- Written request -
Find each line with "screenshot" and copy it.

[Dataset items]
"""
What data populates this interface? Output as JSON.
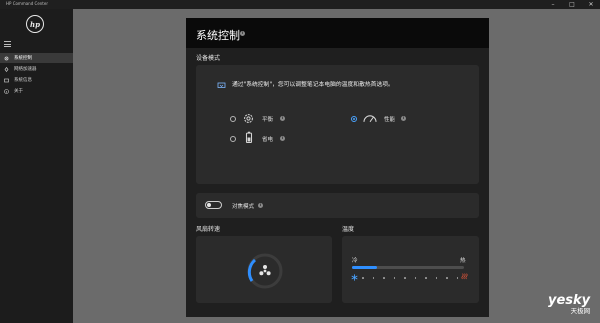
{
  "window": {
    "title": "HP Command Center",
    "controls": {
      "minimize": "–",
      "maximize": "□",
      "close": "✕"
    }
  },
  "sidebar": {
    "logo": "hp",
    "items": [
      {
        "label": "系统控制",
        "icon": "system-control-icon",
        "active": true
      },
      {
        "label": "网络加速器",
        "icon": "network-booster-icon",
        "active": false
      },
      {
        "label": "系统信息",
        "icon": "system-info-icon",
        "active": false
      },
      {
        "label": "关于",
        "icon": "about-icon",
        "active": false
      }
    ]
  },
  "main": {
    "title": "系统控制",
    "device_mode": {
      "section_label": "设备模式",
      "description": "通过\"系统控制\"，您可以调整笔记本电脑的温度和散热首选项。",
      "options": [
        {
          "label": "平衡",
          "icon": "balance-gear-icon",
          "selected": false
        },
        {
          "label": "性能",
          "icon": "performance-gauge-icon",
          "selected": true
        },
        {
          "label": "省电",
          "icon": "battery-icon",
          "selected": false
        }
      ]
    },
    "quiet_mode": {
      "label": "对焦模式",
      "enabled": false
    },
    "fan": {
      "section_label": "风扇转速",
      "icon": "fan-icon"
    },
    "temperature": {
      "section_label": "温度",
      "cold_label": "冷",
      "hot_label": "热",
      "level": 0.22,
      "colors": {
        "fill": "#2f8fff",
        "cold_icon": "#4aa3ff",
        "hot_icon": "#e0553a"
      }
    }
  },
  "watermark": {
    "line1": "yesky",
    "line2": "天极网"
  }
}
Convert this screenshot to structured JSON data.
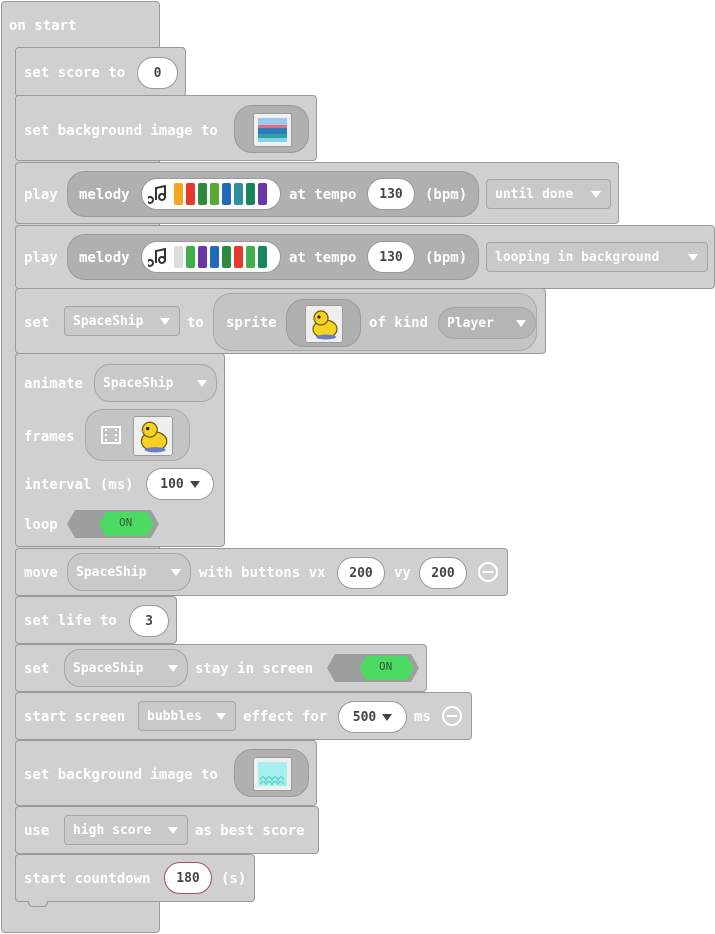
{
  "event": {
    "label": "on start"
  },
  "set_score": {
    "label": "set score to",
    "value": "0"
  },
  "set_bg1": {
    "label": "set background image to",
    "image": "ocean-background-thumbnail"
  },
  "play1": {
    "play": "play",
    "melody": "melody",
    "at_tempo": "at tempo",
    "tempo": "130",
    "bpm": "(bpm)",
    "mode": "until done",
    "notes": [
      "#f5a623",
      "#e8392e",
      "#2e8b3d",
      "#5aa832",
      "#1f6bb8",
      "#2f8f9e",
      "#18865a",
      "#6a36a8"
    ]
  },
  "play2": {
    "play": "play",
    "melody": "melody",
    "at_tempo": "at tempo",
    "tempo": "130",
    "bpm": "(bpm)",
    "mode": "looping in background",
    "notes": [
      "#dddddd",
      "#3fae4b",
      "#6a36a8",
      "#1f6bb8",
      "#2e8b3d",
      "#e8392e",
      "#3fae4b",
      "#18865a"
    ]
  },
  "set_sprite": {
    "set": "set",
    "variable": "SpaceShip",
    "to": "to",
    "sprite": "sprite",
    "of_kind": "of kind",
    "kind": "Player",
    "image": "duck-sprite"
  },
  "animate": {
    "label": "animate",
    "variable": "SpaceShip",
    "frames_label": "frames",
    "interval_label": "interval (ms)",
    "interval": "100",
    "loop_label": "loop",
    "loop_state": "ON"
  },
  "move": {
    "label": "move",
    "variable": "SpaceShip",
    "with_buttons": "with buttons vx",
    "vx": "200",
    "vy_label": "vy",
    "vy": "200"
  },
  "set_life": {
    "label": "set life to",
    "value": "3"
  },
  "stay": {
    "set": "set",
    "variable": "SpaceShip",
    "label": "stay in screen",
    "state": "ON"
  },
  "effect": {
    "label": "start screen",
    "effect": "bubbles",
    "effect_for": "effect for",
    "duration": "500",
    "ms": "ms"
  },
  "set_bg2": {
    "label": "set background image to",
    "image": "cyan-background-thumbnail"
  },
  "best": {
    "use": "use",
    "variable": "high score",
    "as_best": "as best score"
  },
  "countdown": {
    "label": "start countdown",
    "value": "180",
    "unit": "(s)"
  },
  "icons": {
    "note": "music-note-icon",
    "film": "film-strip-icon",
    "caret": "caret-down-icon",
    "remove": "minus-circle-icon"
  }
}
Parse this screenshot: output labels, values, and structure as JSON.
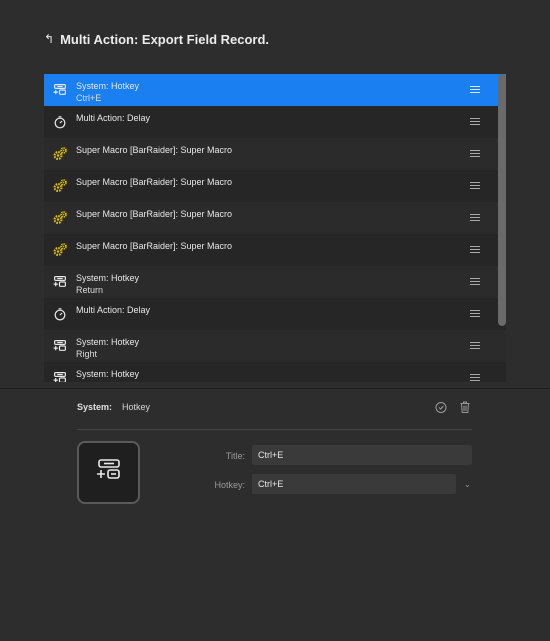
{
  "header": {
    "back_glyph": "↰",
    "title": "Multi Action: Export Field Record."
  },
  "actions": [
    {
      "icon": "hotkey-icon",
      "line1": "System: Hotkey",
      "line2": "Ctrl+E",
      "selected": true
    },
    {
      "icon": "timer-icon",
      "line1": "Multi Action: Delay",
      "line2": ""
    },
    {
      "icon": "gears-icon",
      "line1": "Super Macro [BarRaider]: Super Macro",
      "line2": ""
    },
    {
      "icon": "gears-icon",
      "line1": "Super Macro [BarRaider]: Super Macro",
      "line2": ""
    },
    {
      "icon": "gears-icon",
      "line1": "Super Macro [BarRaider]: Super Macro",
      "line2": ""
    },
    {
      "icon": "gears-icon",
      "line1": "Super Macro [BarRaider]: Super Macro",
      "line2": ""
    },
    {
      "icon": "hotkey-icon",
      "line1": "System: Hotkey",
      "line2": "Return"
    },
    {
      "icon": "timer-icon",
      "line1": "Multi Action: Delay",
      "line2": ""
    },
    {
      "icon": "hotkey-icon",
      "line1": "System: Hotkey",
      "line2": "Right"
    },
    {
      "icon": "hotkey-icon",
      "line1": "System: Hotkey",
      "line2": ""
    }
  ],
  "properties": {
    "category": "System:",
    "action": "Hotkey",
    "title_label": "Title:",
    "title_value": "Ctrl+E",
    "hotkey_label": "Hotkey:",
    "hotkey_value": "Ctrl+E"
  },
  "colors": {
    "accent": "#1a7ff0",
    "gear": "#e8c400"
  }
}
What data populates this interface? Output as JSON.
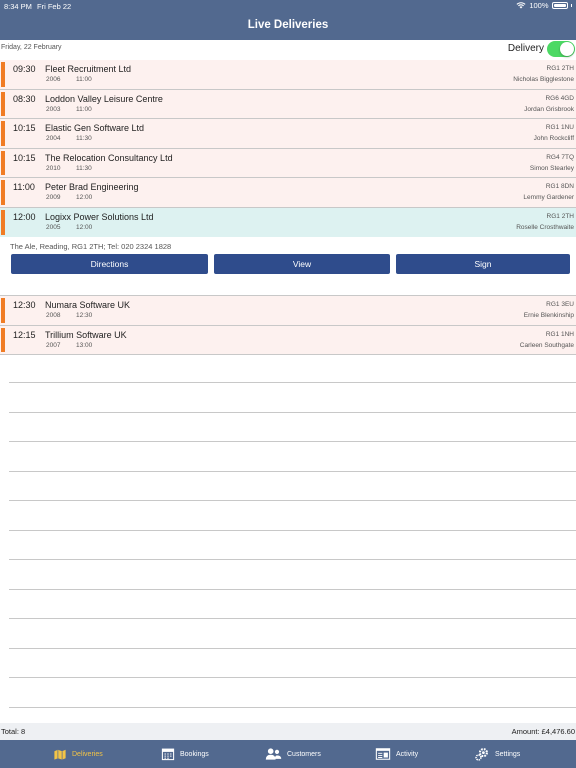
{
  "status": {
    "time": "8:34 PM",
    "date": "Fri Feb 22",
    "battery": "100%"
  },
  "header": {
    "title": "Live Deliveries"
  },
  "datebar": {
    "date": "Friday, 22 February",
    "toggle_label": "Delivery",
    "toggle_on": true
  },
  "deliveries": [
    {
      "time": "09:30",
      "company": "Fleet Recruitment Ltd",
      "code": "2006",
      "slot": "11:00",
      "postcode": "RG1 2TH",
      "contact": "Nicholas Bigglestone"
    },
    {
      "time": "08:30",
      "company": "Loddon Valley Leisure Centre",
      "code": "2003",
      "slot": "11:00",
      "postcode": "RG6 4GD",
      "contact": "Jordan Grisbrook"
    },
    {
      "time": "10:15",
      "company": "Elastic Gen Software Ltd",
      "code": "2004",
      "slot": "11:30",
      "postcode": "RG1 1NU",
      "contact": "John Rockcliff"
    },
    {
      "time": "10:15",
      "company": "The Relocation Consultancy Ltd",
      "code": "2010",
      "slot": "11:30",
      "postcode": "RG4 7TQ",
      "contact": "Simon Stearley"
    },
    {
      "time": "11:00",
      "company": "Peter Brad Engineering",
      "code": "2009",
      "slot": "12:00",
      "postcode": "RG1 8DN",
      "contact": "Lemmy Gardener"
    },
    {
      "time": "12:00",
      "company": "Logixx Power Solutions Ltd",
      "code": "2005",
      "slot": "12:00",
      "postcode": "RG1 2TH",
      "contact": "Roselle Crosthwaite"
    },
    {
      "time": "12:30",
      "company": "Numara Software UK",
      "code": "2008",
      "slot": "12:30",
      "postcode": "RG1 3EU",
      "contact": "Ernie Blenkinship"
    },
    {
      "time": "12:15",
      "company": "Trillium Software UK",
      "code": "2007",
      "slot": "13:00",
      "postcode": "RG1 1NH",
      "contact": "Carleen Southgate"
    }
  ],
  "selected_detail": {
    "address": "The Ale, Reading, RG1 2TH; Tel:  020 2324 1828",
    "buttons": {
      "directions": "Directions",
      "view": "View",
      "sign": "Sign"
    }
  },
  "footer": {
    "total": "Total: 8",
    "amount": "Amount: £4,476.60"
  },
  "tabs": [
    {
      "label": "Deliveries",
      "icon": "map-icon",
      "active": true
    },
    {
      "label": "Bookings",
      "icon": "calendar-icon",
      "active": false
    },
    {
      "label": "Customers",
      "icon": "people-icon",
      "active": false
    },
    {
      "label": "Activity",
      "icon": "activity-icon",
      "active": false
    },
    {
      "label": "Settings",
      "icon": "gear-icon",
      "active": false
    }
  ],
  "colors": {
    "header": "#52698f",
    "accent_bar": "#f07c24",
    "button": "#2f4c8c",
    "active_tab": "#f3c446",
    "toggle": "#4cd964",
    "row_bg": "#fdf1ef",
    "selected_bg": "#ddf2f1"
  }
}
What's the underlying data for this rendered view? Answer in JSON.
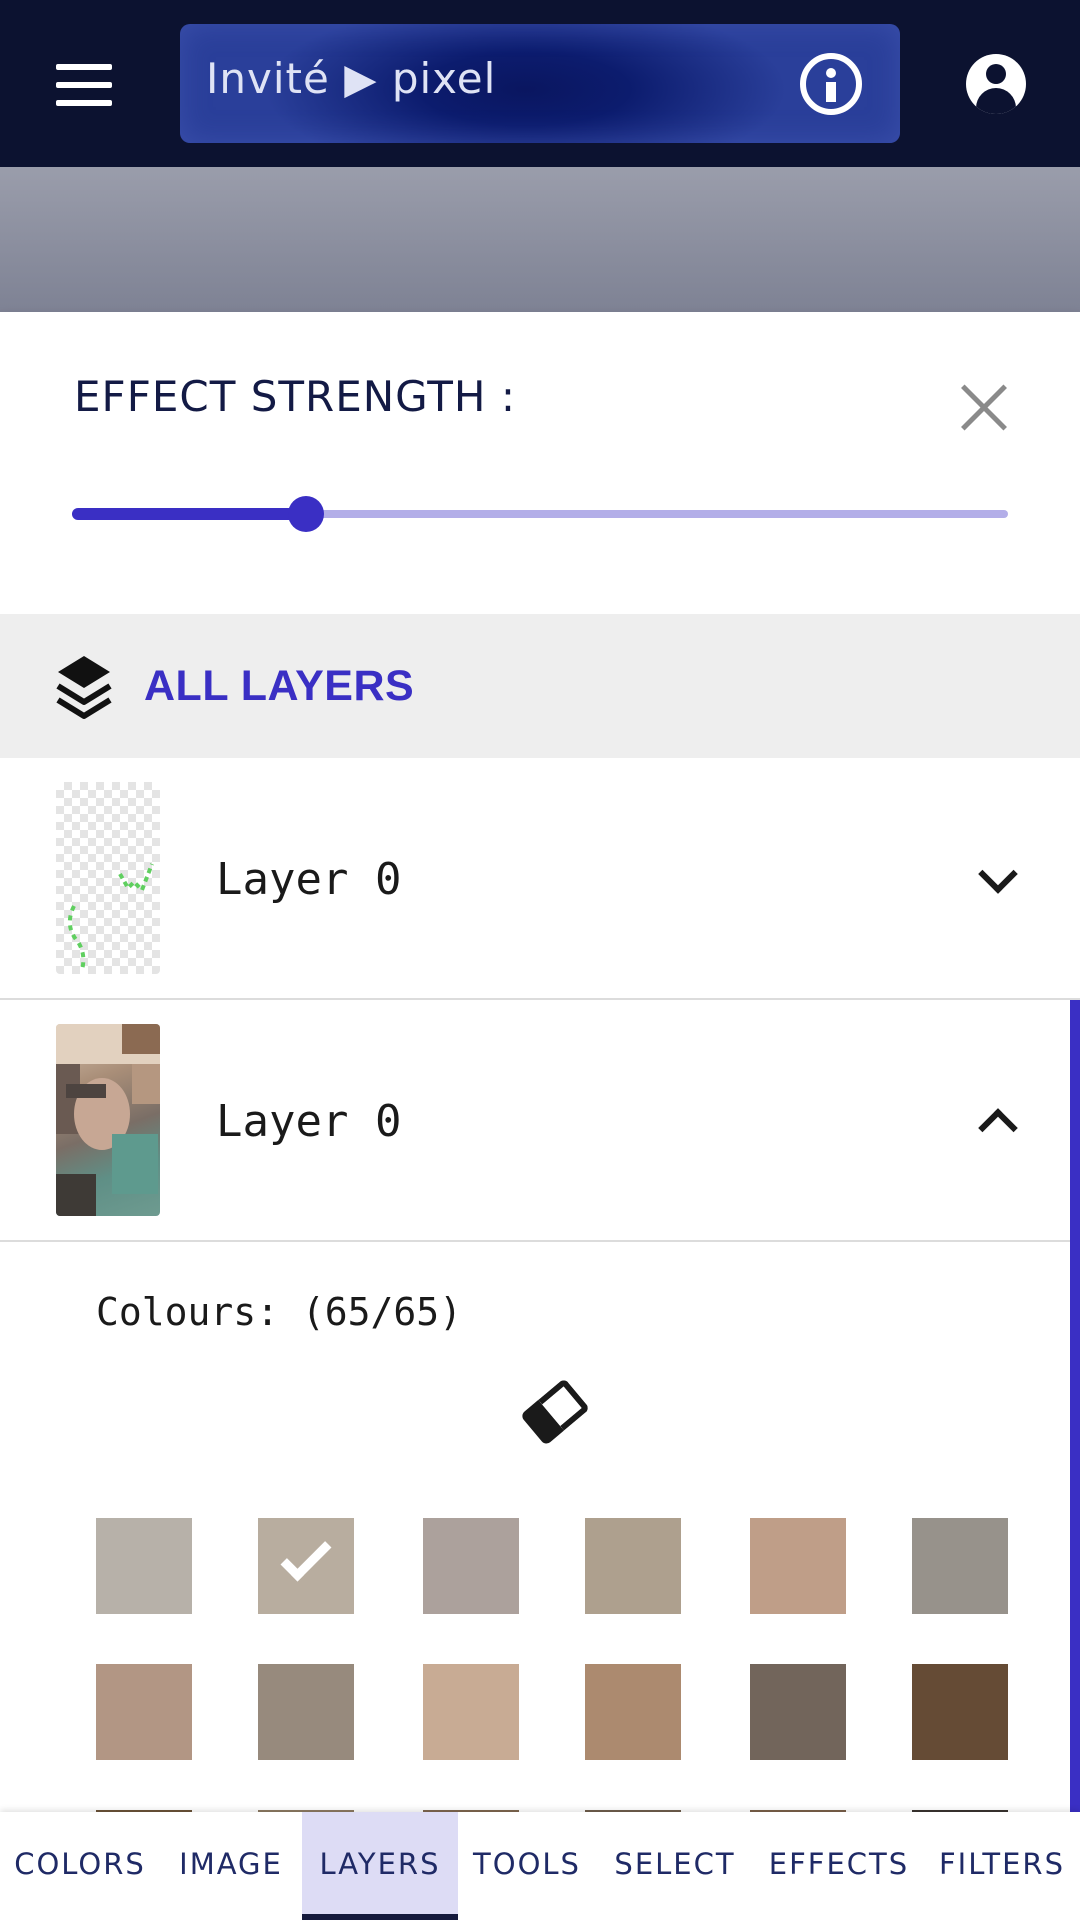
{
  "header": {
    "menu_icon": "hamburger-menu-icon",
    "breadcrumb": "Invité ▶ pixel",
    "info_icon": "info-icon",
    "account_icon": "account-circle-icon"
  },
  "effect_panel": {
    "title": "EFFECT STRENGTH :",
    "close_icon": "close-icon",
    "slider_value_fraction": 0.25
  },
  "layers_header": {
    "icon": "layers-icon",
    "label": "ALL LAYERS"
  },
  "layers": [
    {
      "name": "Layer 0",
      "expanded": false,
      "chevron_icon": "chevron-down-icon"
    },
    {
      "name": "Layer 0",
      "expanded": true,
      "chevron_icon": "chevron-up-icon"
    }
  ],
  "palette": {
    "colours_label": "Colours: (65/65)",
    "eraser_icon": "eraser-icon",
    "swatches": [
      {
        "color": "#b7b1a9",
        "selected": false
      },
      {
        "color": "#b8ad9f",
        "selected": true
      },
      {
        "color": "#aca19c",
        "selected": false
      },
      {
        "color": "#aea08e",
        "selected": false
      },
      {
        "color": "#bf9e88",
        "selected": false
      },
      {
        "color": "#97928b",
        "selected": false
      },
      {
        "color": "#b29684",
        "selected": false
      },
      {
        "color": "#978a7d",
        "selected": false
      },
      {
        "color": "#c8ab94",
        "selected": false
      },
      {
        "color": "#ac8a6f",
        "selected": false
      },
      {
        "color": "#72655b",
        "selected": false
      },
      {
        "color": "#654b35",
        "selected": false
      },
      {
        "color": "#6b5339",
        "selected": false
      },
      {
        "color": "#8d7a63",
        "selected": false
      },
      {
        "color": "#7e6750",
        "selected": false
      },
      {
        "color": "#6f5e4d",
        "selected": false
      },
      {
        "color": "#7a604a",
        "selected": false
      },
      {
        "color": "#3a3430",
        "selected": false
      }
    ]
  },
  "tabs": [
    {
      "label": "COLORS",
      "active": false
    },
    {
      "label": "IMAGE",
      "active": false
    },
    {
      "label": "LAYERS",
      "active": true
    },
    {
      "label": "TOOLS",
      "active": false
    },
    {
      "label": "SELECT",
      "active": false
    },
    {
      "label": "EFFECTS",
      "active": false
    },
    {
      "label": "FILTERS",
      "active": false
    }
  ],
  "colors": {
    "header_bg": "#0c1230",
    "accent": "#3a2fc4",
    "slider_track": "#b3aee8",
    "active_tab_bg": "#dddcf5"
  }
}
"""
- Exercise output -
Convert this screenshot to structured JSON data.
Parse this screenshot: output labels, values, and structure as JSON.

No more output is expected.